▶ _Task 1_
In the dog food forum thread, swap "store" for "shop" and write out the part that opens with the words "## Taser (Mar" and closes with "series as well.".

▶ _Quoted passage_
My frenchie did really well on Nutrisource Seafood Select. But he'a also doing REALLY well on Farmina Cod & Orange now. He's just about done with his second 5.5lb bag.


----------



## Taser (Mar 14, 2013)

If your store carries Now then there is no reason they couldn't order in GO for you. We did an actual allergy test on Taser through a blood panel. They tested a whole variety of things based on what I feed and what supplements I add. There was also a whole environmental series as well.


----------



## Jackie (Jan 19, 2014)

Wow, Taser, that's cool! I wonder if my vet offers that. Meggels, does Abigail Hound eat the NutriSource, too?


----------



## meggels (May 30, 2010)

Yes, she did eat a large bag of the grain free chicken, and she did great as well  She's finishing it up now, and then I am trying her on Farmina.


----------



## doggiedad (Jan 23, 2011)

i love how you're trying to take care of your dog (OP). you
may have to try several brands and flavors before you find something
your dog like and something that's good for your dog. don't be afraid to try things.


----------



## leaveittoweaver (Nov 15, 2013)

If I were to pick out of the ones listed, I would go with Nutrisource. 

I would seriously see if you can find Zignature anywhere though, great food with no potato.


----------



## BulldogOwner (Aug 25, 2010)

I didn't want to start a new thread. And if this is better suited to go into another thread, then MOD's please move it.

My 8 year old English Bulldog has been on California Natural herring and sweet potato dry dog food for roughly 7 years. The first year of his life we went throught 7 or 8 different brands, flavors, and ingredients because everyone he was very allergic to. Finally we hit the jackpot with CN. Well, it seems CN has been going through some rough patches with recalls and supply etc... IF I ever decide to go with another brand, (or am forced to because of CN discontinuing it) which is similiar to CN? I think i don't want to tempt fate and get away from fish being the main ingredient. However, maybe now that he's older, perhaps he won't be as ultra sensitive and allergic to almost everything! His treats are Wellness whitefish and sweet potato and he does fine with those too. Thanks.


----------



## leaveittoweaver (Nov 15, 2013)

BulldogOwner said:


> I didn't want to start a new thread. And if this is better suited to go into another thread, then MOD's please move it.
> 
> My 8 year old English Bulldog has been on California Natural herring and sweet potato dry dog food for roughly 7 years. The first year of his life we went throught 7 or 8 different brands, flavors, and ingredients because everyone he was very allergic to. Finally we hit the jackpot with CN. Well, it seems CN has been going through some rough patches with recalls and supply etc... IF I ever decide to go with another brand, (or am forced to because of CN discontinuing it) which is similiar to CN? I think i don't want to tempt fate and get away from fish being the main ingredient. However, maybe now that he's older, perhaps he won't be as ultra sensitive and allergic to almost everything! His treats are Wellness whitefish and sweet potato and he does fine with those too. Thanks.

[Entries from a dataset]

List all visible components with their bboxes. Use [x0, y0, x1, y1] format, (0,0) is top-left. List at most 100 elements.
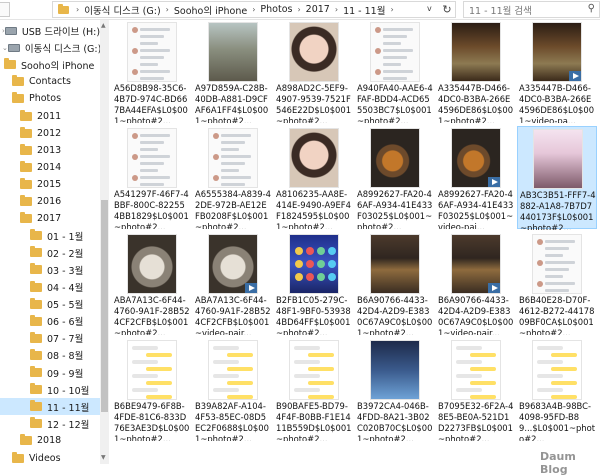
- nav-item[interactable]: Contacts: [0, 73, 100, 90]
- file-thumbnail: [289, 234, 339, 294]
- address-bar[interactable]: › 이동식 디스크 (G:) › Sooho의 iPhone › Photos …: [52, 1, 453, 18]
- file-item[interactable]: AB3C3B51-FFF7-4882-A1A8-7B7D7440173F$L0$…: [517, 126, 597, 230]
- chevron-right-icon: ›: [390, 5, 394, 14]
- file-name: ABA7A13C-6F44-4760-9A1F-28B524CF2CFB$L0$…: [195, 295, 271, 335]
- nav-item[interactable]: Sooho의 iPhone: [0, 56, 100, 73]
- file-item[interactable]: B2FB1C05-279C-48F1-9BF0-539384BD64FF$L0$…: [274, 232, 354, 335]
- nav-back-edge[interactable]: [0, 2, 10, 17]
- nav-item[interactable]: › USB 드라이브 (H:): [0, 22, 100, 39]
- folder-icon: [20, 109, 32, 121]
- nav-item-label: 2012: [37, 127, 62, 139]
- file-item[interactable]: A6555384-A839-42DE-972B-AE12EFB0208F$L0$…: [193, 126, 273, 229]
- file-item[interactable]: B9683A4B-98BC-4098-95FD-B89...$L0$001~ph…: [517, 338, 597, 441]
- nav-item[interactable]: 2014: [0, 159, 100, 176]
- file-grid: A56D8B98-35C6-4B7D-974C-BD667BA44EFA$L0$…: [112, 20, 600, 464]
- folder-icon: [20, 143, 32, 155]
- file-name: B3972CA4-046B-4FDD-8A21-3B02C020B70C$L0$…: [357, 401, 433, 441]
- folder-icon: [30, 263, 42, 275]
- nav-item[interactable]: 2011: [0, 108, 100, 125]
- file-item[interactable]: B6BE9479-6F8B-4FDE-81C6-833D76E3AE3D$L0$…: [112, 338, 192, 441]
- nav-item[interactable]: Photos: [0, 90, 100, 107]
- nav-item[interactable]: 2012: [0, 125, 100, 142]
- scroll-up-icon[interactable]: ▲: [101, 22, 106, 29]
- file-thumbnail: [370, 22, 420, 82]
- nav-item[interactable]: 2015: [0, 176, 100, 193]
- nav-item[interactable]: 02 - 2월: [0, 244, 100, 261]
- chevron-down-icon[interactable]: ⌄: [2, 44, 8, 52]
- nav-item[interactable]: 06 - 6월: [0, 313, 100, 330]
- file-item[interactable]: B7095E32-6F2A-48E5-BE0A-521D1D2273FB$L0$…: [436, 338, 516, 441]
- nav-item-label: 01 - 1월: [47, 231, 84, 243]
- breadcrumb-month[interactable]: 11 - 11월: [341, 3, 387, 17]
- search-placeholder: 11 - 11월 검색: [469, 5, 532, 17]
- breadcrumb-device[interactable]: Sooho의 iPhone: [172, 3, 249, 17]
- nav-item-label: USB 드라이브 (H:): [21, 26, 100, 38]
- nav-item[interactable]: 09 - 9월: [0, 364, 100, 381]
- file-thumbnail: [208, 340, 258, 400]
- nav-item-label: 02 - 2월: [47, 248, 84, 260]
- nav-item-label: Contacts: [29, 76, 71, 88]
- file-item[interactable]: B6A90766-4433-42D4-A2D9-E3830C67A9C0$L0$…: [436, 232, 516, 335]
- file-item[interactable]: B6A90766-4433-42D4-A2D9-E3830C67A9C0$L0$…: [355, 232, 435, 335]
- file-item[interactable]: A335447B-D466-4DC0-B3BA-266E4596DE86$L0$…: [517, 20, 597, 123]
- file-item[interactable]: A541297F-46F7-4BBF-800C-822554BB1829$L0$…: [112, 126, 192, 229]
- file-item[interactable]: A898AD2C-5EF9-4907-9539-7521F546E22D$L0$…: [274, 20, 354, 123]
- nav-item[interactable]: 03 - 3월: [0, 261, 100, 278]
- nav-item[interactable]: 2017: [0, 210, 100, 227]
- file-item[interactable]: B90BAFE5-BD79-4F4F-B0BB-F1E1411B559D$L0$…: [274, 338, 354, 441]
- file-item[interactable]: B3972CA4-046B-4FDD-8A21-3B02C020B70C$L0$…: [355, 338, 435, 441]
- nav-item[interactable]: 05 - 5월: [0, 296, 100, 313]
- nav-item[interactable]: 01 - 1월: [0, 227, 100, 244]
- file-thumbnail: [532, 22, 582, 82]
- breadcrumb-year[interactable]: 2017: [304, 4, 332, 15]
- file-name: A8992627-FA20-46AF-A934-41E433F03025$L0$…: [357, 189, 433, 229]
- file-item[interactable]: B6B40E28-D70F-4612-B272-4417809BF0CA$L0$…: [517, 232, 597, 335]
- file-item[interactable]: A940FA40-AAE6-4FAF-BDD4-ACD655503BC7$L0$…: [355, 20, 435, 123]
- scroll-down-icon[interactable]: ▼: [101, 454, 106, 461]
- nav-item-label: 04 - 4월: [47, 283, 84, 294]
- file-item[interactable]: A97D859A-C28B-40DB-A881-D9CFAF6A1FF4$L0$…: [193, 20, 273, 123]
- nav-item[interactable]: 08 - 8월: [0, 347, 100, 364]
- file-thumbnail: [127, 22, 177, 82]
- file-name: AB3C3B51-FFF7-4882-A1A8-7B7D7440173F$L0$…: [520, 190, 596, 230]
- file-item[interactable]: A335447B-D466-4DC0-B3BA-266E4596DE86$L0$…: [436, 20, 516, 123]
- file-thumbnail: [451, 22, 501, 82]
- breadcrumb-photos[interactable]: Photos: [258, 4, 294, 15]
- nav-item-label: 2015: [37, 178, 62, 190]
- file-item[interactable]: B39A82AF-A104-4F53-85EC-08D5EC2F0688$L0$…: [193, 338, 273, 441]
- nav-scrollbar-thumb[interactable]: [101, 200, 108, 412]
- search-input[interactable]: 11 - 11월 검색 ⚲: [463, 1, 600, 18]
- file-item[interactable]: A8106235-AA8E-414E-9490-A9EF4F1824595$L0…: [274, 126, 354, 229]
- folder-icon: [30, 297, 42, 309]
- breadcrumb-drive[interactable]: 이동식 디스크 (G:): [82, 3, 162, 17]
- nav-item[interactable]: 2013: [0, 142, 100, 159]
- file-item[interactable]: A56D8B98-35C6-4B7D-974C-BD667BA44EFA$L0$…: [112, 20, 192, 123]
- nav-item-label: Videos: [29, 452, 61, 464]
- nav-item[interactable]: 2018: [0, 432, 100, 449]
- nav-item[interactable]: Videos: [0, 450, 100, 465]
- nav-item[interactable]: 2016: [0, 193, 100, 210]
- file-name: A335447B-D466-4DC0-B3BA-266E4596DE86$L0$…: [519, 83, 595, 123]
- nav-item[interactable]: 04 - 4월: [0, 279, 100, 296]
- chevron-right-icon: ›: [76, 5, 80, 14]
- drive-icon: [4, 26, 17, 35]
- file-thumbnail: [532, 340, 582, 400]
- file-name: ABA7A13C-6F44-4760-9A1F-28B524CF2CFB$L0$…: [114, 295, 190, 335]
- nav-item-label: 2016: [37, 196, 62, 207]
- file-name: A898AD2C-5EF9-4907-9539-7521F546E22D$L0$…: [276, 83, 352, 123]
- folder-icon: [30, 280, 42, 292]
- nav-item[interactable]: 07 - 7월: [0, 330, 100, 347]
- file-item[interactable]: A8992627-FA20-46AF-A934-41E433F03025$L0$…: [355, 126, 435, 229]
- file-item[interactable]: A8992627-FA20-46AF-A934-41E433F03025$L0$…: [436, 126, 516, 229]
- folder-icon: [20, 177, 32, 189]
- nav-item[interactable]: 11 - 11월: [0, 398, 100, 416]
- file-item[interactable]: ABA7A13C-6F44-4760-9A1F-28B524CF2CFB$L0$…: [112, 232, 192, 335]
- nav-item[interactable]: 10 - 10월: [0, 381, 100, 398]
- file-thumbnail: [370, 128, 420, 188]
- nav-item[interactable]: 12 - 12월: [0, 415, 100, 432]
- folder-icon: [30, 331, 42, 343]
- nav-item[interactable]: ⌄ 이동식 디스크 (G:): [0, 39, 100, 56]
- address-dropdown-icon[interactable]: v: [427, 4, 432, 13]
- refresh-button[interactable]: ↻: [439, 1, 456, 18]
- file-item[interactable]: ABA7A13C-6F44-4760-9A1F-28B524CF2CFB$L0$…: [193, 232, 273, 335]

--

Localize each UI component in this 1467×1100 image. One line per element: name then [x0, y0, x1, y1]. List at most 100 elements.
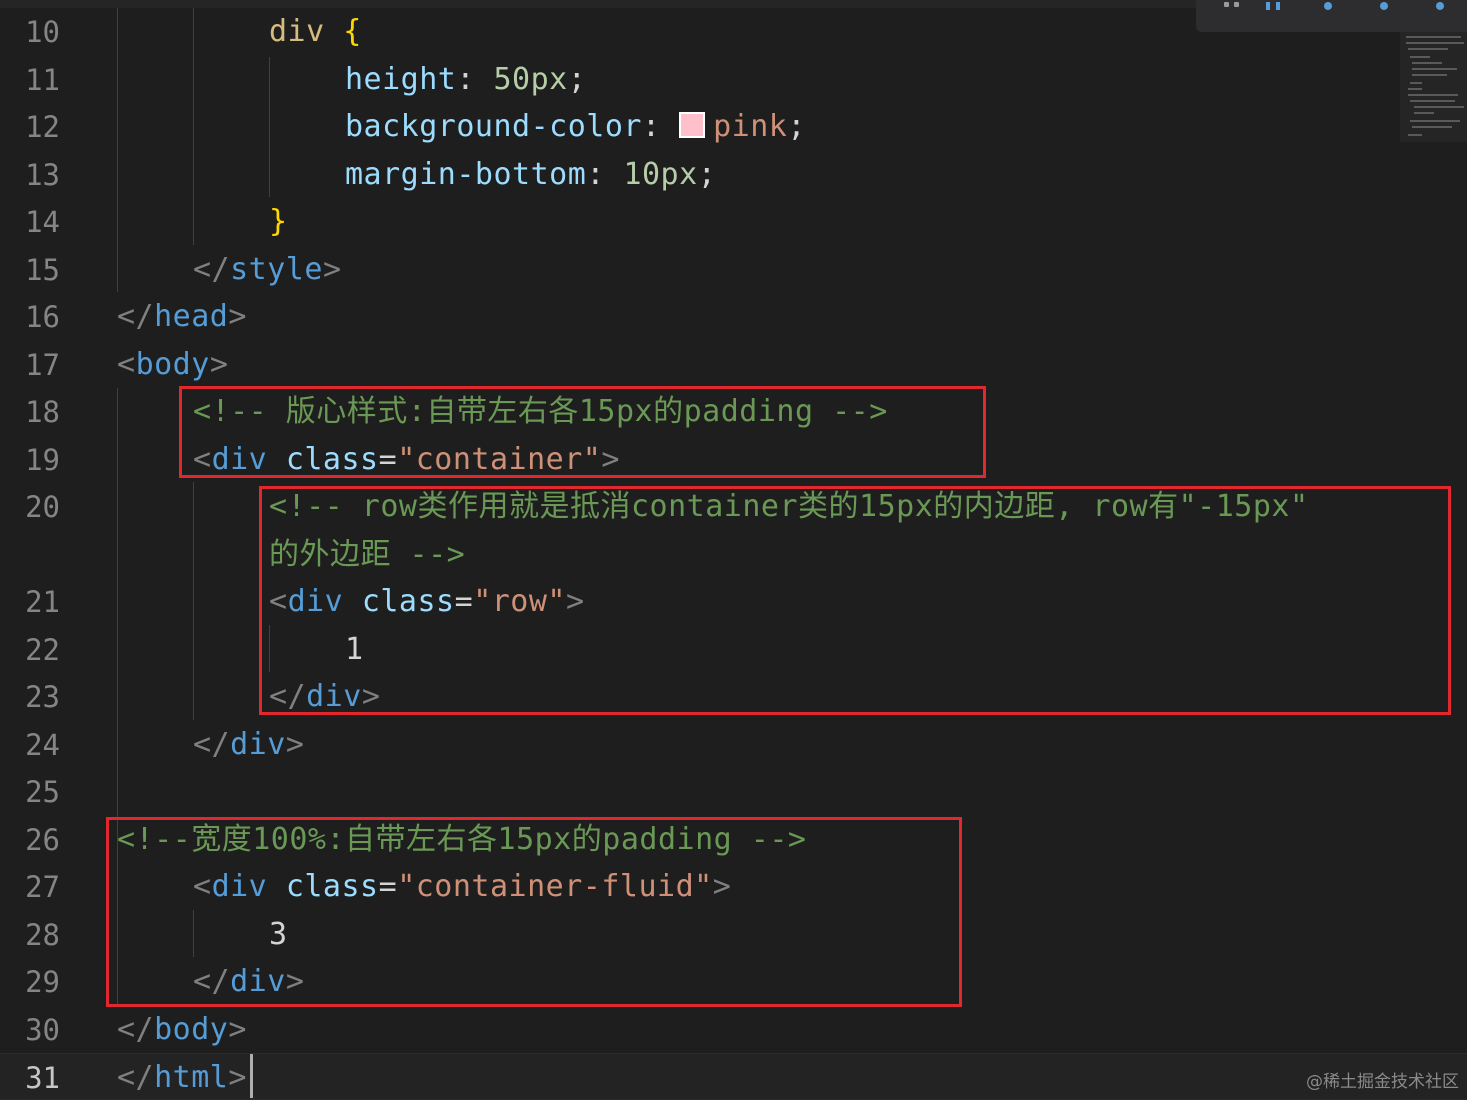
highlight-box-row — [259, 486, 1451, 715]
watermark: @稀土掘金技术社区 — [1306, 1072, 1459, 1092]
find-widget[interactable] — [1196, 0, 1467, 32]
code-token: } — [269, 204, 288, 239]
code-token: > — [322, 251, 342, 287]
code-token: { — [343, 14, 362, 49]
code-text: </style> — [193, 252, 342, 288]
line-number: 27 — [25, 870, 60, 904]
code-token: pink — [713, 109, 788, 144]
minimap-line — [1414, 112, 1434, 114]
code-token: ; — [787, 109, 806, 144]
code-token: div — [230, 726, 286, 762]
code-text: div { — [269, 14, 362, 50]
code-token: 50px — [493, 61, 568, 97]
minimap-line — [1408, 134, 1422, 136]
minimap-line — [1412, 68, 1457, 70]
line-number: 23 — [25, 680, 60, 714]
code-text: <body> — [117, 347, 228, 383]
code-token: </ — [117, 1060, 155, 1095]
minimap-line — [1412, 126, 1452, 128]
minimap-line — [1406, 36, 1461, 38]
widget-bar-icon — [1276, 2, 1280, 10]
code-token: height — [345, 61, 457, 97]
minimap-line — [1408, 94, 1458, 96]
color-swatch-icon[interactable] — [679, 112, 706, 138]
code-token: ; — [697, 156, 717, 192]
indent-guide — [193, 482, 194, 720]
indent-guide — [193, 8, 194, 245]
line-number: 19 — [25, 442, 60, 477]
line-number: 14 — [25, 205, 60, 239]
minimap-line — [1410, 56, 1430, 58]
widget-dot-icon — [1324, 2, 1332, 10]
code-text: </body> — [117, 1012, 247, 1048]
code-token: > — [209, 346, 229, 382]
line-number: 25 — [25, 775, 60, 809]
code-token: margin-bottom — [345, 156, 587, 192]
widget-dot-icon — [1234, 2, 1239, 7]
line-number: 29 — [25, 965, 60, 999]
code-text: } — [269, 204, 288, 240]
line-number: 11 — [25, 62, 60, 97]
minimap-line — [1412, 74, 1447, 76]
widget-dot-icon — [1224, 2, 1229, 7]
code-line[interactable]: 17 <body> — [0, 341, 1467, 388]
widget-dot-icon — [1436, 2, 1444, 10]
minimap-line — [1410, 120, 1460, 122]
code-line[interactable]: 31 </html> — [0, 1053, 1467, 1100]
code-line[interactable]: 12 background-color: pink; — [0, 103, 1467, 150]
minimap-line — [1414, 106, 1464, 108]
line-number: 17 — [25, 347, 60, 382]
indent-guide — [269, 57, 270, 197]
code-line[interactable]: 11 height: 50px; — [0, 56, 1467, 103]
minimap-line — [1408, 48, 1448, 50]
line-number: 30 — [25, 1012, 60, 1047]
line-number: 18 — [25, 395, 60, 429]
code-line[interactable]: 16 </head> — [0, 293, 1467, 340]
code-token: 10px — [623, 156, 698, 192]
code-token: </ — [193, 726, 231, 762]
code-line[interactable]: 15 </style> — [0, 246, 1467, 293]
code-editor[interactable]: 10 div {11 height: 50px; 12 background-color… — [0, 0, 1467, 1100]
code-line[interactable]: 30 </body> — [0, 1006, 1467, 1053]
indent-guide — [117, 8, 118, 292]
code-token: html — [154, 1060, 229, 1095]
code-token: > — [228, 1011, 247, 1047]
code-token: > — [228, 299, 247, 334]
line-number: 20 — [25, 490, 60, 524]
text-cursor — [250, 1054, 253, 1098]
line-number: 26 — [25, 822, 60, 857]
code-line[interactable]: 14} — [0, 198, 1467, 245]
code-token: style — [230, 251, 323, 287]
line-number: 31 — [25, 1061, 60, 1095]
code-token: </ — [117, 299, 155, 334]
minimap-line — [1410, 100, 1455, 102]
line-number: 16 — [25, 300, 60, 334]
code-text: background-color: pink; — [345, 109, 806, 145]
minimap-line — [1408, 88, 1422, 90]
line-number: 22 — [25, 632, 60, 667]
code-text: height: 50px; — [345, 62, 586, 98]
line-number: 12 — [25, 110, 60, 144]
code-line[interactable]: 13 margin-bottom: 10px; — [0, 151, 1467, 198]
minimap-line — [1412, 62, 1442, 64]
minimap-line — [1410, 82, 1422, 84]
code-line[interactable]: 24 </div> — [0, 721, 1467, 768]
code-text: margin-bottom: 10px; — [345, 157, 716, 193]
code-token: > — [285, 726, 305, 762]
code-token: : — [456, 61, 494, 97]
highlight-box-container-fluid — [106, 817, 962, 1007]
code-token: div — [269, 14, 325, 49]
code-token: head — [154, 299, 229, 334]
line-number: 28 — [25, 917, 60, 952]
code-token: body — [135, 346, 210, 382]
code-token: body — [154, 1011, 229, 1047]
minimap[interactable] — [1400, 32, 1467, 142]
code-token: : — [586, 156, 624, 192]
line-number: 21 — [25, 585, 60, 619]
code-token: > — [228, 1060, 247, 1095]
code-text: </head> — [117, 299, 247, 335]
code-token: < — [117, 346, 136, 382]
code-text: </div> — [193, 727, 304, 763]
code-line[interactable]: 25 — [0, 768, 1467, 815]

* * *

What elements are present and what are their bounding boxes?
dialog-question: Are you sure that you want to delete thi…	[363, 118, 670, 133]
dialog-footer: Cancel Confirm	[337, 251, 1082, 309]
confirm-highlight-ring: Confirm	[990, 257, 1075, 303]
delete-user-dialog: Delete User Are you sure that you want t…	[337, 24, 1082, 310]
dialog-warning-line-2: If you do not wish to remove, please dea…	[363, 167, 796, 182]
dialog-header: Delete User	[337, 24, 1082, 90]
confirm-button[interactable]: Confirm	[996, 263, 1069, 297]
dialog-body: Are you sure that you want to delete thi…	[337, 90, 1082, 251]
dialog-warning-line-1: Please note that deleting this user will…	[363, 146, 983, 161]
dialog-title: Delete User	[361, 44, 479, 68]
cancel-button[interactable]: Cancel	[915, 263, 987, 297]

▶ _Task 2_
Duplicate the part of the entries that opens with the line containing "What elements are" and closes with the line containing "delete-user-dialog: Delete User", including both of those lines.

▶ _Response 1_
## Taser (Mar 14, 2013)

If your shop carries Now then there is no reason they couldn't order in GO for you. We did an actual allergy test on Taser through a blood panel. They tested a whole variety of things based on what I feed and what supplements I add. There was also a whole environmental series as well.

▶ _Response 2_
What elements are present and what are their bounding boxes?
dialog-question: Are you sure that you want to delete thi…	[363, 118, 670, 133]
dialog-footer: Cancel Confirm	[337, 251, 1082, 309]
confirm-highlight-ring: Confirm	[990, 257, 1075, 303]
delete-user-dialog: Delete User Are you sure that you want t…	[337, 24, 1082, 310]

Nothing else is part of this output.